start
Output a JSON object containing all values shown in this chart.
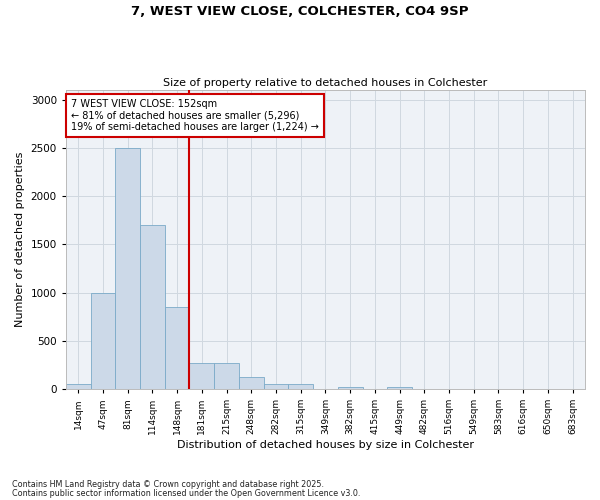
{
  "title1": "7, WEST VIEW CLOSE, COLCHESTER, CO4 9SP",
  "title2": "Size of property relative to detached houses in Colchester",
  "xlabel": "Distribution of detached houses by size in Colchester",
  "ylabel": "Number of detached properties",
  "bin_labels": [
    "14sqm",
    "47sqm",
    "81sqm",
    "114sqm",
    "148sqm",
    "181sqm",
    "215sqm",
    "248sqm",
    "282sqm",
    "315sqm",
    "349sqm",
    "382sqm",
    "415sqm",
    "449sqm",
    "482sqm",
    "516sqm",
    "549sqm",
    "583sqm",
    "616sqm",
    "650sqm",
    "683sqm"
  ],
  "bar_heights": [
    50,
    1000,
    2500,
    1700,
    850,
    275,
    275,
    125,
    50,
    50,
    0,
    25,
    0,
    25,
    0,
    0,
    0,
    0,
    0,
    0,
    0
  ],
  "bar_color": "#ccd9e8",
  "bar_edge_color": "#7aaac8",
  "grid_color": "#d0d8e0",
  "background_color": "#eef2f7",
  "vline_color": "#cc0000",
  "annotation_text": "7 WEST VIEW CLOSE: 152sqm\n← 81% of detached houses are smaller (5,296)\n19% of semi-detached houses are larger (1,224) →",
  "annotation_box_color": "#ffffff",
  "annotation_box_edge": "#cc0000",
  "ylim": [
    0,
    3100
  ],
  "yticks": [
    0,
    500,
    1000,
    1500,
    2000,
    2500,
    3000
  ],
  "footnote1": "Contains HM Land Registry data © Crown copyright and database right 2025.",
  "footnote2": "Contains public sector information licensed under the Open Government Licence v3.0."
}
end
Exercise task:
Write the full listing out again with every line unchanged, but include no pictures.

The reply:
Output a JSON object containing all values shown in this chart.
{
  "title1": "7, WEST VIEW CLOSE, COLCHESTER, CO4 9SP",
  "title2": "Size of property relative to detached houses in Colchester",
  "xlabel": "Distribution of detached houses by size in Colchester",
  "ylabel": "Number of detached properties",
  "bin_labels": [
    "14sqm",
    "47sqm",
    "81sqm",
    "114sqm",
    "148sqm",
    "181sqm",
    "215sqm",
    "248sqm",
    "282sqm",
    "315sqm",
    "349sqm",
    "382sqm",
    "415sqm",
    "449sqm",
    "482sqm",
    "516sqm",
    "549sqm",
    "583sqm",
    "616sqm",
    "650sqm",
    "683sqm"
  ],
  "bar_heights": [
    50,
    1000,
    2500,
    1700,
    850,
    275,
    275,
    125,
    50,
    50,
    0,
    25,
    0,
    25,
    0,
    0,
    0,
    0,
    0,
    0,
    0
  ],
  "bar_color": "#ccd9e8",
  "bar_edge_color": "#7aaac8",
  "grid_color": "#d0d8e0",
  "background_color": "#eef2f7",
  "vline_color": "#cc0000",
  "annotation_text": "7 WEST VIEW CLOSE: 152sqm\n← 81% of detached houses are smaller (5,296)\n19% of semi-detached houses are larger (1,224) →",
  "annotation_box_color": "#ffffff",
  "annotation_box_edge": "#cc0000",
  "ylim": [
    0,
    3100
  ],
  "yticks": [
    0,
    500,
    1000,
    1500,
    2000,
    2500,
    3000
  ],
  "footnote1": "Contains HM Land Registry data © Crown copyright and database right 2025.",
  "footnote2": "Contains public sector information licensed under the Open Government Licence v3.0."
}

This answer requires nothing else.